### PROBLEM REQUIREMENTS
From the entries below, copy every line that holds the word "mask".

************

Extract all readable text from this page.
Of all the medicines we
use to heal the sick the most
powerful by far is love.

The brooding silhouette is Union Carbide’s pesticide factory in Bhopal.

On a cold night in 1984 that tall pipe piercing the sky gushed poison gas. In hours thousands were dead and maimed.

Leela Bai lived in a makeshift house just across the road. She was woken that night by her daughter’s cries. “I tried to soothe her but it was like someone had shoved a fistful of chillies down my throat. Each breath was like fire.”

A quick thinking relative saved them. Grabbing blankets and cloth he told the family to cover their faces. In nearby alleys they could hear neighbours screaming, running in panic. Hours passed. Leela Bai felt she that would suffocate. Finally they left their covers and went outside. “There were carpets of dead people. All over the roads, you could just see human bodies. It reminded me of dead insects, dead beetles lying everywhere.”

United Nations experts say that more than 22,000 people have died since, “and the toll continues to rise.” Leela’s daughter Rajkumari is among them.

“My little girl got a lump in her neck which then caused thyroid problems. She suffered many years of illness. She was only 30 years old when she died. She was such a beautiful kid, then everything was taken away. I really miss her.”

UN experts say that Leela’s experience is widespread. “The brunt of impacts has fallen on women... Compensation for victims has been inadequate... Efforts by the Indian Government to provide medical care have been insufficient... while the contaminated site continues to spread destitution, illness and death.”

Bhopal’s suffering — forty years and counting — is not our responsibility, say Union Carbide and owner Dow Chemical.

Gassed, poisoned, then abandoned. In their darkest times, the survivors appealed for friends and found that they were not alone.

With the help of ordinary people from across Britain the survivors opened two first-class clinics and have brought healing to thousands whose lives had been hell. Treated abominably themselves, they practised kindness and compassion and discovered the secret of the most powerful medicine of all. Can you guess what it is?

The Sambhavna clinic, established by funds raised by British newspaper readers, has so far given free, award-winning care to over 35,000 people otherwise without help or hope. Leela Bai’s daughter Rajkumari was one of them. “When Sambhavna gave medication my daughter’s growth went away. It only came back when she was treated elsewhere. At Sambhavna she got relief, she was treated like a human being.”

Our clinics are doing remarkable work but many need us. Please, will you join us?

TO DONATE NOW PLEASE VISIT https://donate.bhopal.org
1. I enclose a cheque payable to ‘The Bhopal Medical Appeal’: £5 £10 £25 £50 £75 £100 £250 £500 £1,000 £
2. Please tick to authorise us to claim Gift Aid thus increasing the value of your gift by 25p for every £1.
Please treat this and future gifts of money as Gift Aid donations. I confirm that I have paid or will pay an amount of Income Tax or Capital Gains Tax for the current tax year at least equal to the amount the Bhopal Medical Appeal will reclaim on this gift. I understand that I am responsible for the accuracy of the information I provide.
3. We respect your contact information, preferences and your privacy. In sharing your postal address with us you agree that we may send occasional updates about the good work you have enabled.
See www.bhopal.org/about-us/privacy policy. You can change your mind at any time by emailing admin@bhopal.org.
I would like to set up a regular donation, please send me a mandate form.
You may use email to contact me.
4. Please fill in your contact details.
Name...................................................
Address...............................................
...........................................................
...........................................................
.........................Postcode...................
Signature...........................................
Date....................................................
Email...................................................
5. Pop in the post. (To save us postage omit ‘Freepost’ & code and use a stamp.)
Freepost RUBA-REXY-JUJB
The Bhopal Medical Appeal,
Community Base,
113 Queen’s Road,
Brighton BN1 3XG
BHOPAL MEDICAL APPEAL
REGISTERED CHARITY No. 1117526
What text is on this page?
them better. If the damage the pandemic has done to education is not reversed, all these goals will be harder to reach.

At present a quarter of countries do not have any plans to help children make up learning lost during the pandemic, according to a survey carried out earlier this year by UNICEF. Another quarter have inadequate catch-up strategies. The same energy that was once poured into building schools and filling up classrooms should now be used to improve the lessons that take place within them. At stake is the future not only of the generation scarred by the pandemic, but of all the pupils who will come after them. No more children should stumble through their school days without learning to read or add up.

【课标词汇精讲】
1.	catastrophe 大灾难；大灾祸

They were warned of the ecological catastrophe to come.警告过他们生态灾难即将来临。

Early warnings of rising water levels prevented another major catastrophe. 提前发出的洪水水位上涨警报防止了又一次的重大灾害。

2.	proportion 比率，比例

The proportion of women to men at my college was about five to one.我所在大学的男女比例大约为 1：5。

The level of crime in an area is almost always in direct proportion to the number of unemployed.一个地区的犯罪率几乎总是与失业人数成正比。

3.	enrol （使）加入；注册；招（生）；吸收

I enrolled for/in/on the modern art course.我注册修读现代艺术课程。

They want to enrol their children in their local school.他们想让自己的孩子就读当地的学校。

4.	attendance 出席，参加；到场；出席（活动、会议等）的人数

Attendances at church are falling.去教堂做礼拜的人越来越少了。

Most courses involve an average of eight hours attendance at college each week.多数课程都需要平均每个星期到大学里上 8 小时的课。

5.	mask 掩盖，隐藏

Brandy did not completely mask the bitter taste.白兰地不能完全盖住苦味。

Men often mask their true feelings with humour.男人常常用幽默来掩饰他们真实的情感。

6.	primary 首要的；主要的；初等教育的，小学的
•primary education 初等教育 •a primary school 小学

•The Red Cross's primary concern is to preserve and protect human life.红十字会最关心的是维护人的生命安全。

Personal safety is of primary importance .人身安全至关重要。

************

### RESULT FOR THIS EXERCISE
5.	mask 掩盖，隐藏
Brandy did not completely mask the bitter taste.白兰地不能完全盖住苦味。
Men often mask their true feelings with humour.男人常常用幽默来掩饰他们真实的情感。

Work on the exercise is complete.